## [Exercise directions]
Gather each line of the records where "寸有所长" appears.

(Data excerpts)

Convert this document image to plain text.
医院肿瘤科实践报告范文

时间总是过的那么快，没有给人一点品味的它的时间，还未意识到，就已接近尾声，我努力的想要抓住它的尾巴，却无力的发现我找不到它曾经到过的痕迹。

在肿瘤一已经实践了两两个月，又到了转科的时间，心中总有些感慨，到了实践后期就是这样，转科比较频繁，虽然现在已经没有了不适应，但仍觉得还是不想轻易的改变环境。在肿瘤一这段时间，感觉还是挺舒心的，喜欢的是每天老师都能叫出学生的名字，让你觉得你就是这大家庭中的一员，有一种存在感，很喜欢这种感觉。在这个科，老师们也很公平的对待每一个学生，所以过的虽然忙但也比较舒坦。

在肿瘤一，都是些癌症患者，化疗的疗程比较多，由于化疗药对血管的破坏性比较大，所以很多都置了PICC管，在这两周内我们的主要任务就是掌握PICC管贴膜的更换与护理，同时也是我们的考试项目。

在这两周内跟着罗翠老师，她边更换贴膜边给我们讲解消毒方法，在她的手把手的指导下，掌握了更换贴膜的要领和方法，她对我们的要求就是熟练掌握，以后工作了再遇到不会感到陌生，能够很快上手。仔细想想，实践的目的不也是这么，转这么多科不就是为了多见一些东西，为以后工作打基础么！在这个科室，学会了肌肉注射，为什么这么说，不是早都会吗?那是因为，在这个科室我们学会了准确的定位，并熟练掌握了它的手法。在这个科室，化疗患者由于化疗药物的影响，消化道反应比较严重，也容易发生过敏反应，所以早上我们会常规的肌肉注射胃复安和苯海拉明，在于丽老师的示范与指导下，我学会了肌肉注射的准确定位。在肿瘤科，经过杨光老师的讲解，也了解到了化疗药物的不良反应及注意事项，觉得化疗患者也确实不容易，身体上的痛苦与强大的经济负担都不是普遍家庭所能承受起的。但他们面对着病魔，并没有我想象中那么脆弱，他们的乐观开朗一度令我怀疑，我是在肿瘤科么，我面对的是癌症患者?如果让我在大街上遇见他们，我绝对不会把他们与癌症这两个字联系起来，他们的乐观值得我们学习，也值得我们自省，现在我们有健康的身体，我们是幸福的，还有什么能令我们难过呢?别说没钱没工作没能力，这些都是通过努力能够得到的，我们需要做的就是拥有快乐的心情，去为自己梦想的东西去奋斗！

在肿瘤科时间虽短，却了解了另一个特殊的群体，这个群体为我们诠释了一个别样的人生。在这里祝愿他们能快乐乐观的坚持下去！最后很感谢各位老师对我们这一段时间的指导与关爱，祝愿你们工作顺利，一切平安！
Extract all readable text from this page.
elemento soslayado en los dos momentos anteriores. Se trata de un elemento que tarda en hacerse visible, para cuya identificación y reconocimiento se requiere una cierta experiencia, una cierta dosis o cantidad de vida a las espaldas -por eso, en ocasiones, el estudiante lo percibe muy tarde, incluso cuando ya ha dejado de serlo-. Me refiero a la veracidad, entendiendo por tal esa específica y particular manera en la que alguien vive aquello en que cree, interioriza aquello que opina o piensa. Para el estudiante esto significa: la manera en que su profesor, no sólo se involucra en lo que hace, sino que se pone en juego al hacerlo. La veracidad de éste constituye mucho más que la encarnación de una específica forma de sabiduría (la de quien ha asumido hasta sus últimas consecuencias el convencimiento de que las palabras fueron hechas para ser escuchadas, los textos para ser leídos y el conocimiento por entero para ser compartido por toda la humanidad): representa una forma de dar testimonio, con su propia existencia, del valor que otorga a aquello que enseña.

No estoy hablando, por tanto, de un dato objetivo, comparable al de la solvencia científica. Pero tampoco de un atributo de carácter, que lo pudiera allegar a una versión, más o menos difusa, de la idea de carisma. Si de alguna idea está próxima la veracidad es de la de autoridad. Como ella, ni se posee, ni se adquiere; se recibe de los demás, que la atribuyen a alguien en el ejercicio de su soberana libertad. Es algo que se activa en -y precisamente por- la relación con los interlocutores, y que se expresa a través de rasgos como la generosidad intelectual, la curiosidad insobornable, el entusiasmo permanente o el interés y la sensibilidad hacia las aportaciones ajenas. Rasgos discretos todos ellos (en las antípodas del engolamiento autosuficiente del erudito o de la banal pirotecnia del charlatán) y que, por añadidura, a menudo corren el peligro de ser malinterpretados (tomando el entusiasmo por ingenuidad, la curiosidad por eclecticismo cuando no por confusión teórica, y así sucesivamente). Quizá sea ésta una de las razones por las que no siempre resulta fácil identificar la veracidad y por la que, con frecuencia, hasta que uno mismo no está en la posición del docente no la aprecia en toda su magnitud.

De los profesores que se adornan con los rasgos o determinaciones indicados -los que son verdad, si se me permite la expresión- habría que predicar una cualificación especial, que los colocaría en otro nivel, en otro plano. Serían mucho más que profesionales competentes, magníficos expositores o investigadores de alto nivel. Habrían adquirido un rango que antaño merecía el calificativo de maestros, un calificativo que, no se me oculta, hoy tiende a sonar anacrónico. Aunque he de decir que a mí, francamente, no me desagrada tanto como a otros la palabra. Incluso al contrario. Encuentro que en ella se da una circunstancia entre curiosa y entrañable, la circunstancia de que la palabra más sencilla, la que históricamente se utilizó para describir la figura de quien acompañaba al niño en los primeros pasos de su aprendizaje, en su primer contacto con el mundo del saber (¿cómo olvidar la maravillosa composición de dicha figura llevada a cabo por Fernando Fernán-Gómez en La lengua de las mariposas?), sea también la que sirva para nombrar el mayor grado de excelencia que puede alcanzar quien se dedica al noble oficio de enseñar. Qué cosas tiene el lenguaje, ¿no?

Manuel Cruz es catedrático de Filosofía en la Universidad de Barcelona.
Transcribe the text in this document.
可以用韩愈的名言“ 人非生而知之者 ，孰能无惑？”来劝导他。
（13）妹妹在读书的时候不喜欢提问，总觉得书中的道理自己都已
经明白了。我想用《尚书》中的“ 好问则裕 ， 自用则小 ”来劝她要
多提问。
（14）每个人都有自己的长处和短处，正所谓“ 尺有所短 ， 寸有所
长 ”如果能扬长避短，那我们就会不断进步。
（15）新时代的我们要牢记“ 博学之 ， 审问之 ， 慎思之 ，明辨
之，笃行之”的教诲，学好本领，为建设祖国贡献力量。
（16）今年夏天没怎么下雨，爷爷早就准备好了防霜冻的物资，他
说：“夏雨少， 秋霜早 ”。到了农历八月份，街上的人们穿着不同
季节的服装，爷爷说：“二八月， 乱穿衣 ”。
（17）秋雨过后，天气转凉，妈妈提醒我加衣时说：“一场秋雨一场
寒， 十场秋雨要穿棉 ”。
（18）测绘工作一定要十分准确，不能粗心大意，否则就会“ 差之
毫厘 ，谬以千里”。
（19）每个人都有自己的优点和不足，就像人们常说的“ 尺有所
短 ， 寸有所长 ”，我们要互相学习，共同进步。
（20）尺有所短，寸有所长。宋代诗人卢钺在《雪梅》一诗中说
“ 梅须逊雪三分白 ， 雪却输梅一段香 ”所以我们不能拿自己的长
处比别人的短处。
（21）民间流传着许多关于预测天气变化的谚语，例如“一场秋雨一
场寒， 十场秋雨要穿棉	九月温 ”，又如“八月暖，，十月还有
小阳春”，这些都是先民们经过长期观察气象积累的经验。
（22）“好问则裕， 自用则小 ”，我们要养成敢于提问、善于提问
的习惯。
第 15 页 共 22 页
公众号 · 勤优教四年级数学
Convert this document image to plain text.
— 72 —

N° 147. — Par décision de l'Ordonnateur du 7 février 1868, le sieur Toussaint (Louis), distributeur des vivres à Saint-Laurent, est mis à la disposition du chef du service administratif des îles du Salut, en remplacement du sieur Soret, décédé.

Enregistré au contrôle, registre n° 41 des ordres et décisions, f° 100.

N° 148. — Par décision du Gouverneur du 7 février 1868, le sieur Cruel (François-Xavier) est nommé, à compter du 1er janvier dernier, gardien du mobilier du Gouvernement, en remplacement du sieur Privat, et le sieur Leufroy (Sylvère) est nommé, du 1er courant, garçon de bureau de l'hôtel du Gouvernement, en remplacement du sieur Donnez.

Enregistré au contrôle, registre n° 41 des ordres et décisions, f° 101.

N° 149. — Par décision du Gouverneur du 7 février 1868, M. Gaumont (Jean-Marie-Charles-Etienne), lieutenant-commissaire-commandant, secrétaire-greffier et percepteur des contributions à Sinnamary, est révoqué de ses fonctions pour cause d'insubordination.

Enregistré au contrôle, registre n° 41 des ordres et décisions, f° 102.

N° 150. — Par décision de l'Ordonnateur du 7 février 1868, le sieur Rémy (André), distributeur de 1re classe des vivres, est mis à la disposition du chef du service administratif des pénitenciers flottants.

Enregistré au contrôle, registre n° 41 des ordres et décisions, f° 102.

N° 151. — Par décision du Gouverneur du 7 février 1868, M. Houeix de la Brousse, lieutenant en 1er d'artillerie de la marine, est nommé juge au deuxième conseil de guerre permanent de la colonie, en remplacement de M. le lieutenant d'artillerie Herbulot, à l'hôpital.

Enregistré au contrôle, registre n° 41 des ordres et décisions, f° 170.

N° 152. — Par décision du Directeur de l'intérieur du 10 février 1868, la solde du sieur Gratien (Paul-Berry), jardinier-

## [Answer for this exercise]
短 ， 寸有所长 ”，我们要互相学习，共同进步。
（20）尺有所短，寸有所长。宋代诗人卢钺在《雪梅》一诗中说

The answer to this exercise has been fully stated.